### Bagian dokumen:
Menyaksikan kondisi tutupan hutan, praktek pertanian dan indikasi ancaman bencana adalah diantara fakta yang memicu rasa “hariwang” itu menyeruak. Idealnya, bentang alam dataran tinggi dengan topografi  bergelombang dan berbukit memiliki kondisi fisik  dan fungsi ekologis yang sehat atau normal.  Soalnya, hutan adalah pelindung dan pengatur terbaik beragam jasa ekosistem, seperti: penyimpan air, penyerap karbon dioksida, sumber plasma nutfah, pabrik oksigen, sumber mata pencaharian  dan   habitat aneka satwa.

Problem lingkungan

Namun demikian, selama pengamatan dilakukan, ternyata banyak lantai dan kanopi hutan yang sudah terbuka, terkoyak tak beraturan.  Terlebih saat  dilihat menggunakan peta citra satelit, perubahan tutupan hutannya ”hariwang”. Kerapatan tegakan hutannya  tak normal lagi,  rawan erosi  dan potensial memicu banjir. Secara kasat mata, faktor penyebabnya  adalah tekanan aktivitas manusia (anthropogenic).  

Pada dataran  lebih rendah,  ditemukan  praktek pertanian  intensif dengan aplikasi pupuk kimia dan pestisida yang kurang terkontrol dan bisa membahayakan jika melebihi ambang batas.  Sebagian teknik pengolahan lahannya  tak  sesuai kaidah konservasi, dimana  banyak terasering yang tidak sesuai kontur lahan. Kondisi ini sangat rapuh jika menghadapi hujan lebat. Pola tanam sayurannya monokultur dan minim  jenis berkayu.  Sehingga daya dukung dan daya tampung  kawasan penyangga  di kaki Gunung Papandayan itupun ’hariwang”.

Sementara itu, studi pada tiga desa yang rentan terdampak  bencana: Desa Padaawas, Desa Karyamekar dan Desa Cihawuk terkesan rentan. Desa-desa itu perlu bekerja keras membangun referensi mitigasi dan kesiapsiagaan hadapi bencana.

### Ketentuan:
Menurut kutipan tentang lingkungan di kaki Gunung Papandayan, mengapa bentang alam dataran tinggi yang bergelombang dan berbukit idealnya memiliki kondisi fisik dan fungsi ekologis yang sehat? Jelaskan dalam satu sampai tiga kalimat.

### Data tersimpan:
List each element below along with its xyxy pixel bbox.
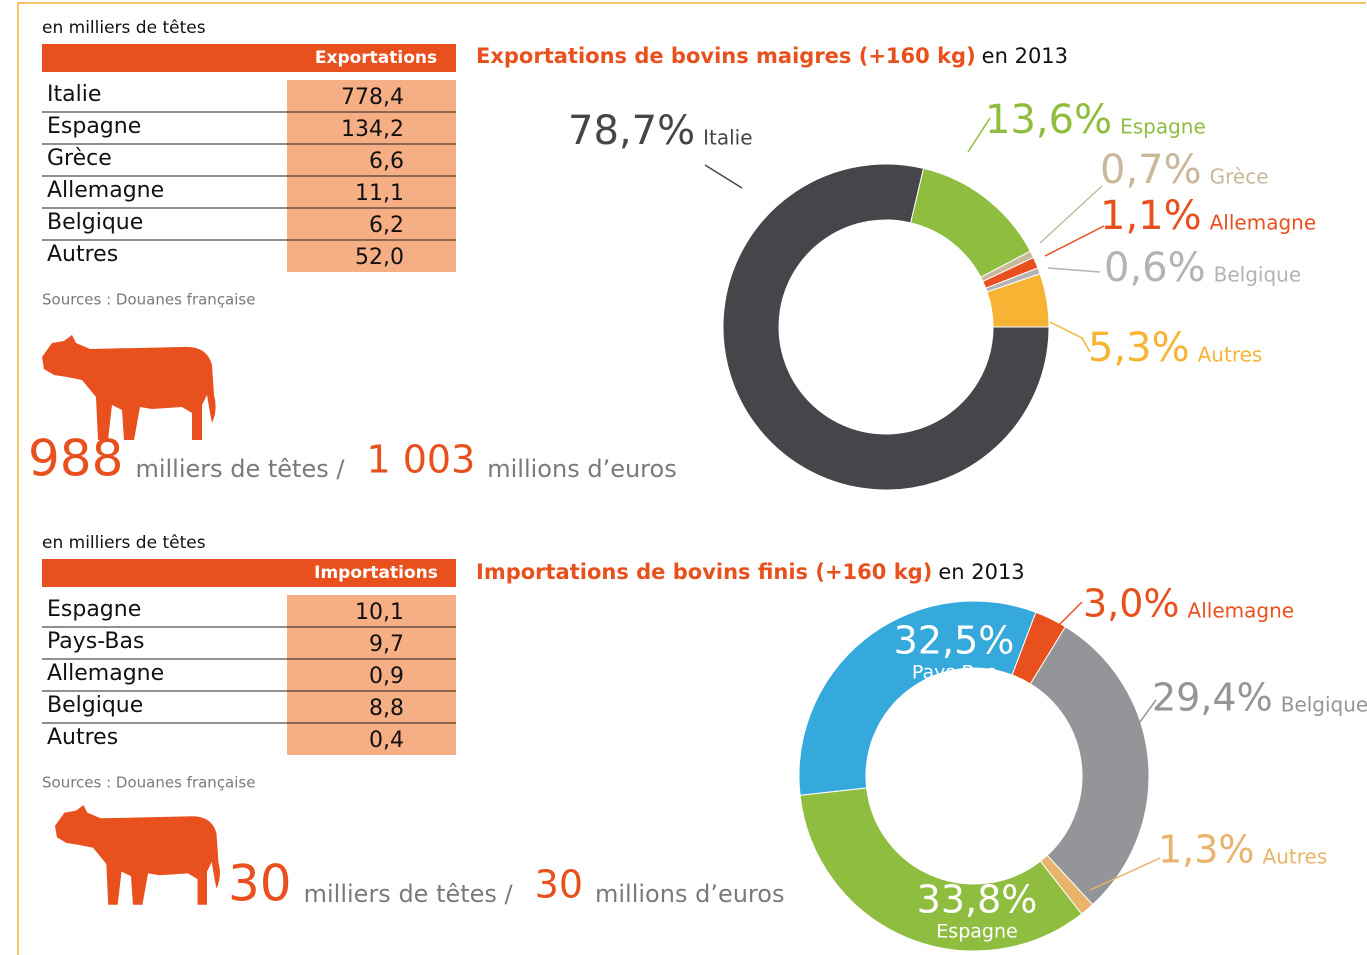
total-value: 30 (535, 863, 583, 907)
chart-title-year: en 2013 (938, 560, 1024, 584)
source: Sources : Douanes française (42, 774, 255, 792)
table-header (42, 559, 456, 587)
slice-value-label: 0,7% (1100, 147, 1202, 193)
slice-value-label: 5,3% (1088, 325, 1190, 371)
slice-name: Grèce (1210, 165, 1269, 189)
slice-name: Belgique (1214, 263, 1302, 287)
total-heads: 988 (28, 430, 123, 488)
slice-value-label: 29,4% (1152, 676, 1273, 720)
chart-title: Exportations de bovins maigres (+160 kg)… (476, 44, 1068, 68)
slice-value-label: 78,7% (568, 108, 695, 154)
row-label: Autres (47, 242, 118, 267)
slice (986, 273, 1050, 328)
row-label: Grèce (47, 146, 112, 171)
row-value: 52,0 (355, 245, 404, 270)
row-value: 134,2 (341, 117, 404, 142)
slice-name: Autres (1263, 845, 1328, 869)
leader-line (1057, 601, 1083, 627)
row-label: Allemagne (47, 661, 164, 686)
row-value: 9,7 (369, 632, 404, 657)
row-label: Italie (47, 82, 101, 107)
slice-name: Espagne (1120, 115, 1206, 139)
slice (1029, 626, 1150, 906)
table-header-text: Exportations (315, 48, 437, 68)
unit-note: en milliers de têtes (42, 18, 206, 38)
chart-title: Importations de bovins finis (+160 kg) en… (476, 560, 1025, 584)
slice-value-label: 1,3% (1158, 828, 1255, 872)
chart-title-main: Exportations de bovins maigres (+160 kg) (476, 44, 976, 68)
row-label: Belgique (47, 210, 143, 235)
slice-name: Espagne (936, 921, 1017, 943)
table-header (42, 44, 456, 72)
row-value: 778,4 (341, 85, 404, 110)
slice-value-label: 13,6% (985, 97, 1112, 143)
leader-line (1047, 267, 1101, 273)
unit-note: en milliers de têtes (42, 533, 206, 553)
chart-title-main: Importations de bovins finis (+160 kg) (476, 560, 932, 584)
slice (722, 163, 1050, 491)
row-value: 0,9 (369, 664, 404, 689)
row-label: Autres (47, 725, 118, 750)
total-value-label: millions d’euros (595, 880, 784, 908)
slice-name: Belgique (1281, 693, 1367, 717)
slice-name: Autres (1198, 343, 1263, 367)
cow-icon (55, 805, 220, 905)
leader-line (1049, 321, 1091, 353)
row-label: Belgique (47, 693, 143, 718)
slice-value-label: 0,6% (1104, 245, 1206, 291)
row-value: 8,8 (369, 696, 404, 721)
source: Sources : Douanes française (42, 291, 255, 309)
leader-line (1044, 225, 1105, 257)
row-value: 0,4 (369, 728, 404, 753)
slice-name: Pays-Bas (912, 662, 996, 684)
slice (799, 787, 1083, 952)
row-label: Espagne (47, 597, 141, 622)
chart-title-year: en 2013 (982, 44, 1068, 68)
slice-name: Italie (703, 126, 752, 150)
value-column (287, 595, 456, 755)
cow-icon (42, 335, 216, 440)
total-value: 1 003 (366, 438, 475, 482)
slice (1039, 854, 1094, 915)
slice (798, 600, 1037, 796)
slice-name: Allemagne (1188, 599, 1295, 623)
row-label: Pays-Bas (47, 629, 144, 654)
leader-line (1039, 185, 1103, 244)
total-heads: 30 (228, 855, 292, 913)
slice-value-label: 1,1% (1100, 193, 1202, 239)
table-header-text: Importations (314, 563, 438, 583)
row-value: 6,2 (369, 213, 404, 238)
slice-value-label: 33,8% (917, 878, 1038, 922)
slice-value-label: 3,0% (1083, 582, 1180, 626)
row-value: 10,1 (355, 600, 404, 625)
slice-name: Allemagne (1210, 211, 1317, 235)
leader-line (967, 117, 991, 153)
total-heads-label: milliers de têtes / (135, 455, 345, 483)
row-label: Allemagne (47, 178, 164, 203)
row-label: Espagne (47, 114, 141, 139)
frame (17, 2, 1366, 955)
total-heads-label: milliers de têtes / (304, 880, 514, 908)
total-value-label: millions d’euros (487, 455, 676, 483)
leader-line (1139, 699, 1157, 723)
row-value: 6,6 (369, 149, 404, 174)
slice-value-label: 32,5% (894, 619, 1015, 663)
leader-line (1089, 857, 1161, 891)
leader-line (704, 164, 743, 189)
row-value: 11,1 (355, 181, 404, 206)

### Jawaban benar:
Hutan merupakan pelindung dan pengatur terbaik bagi beragam jasa ekosistem. Jasa tersebut meliputi penyimpan air, penyerap karbon dioksida, sumber plasma nutfah, pabrik oksigen, sumber mata pencaharian, serta habitat aneka satwa.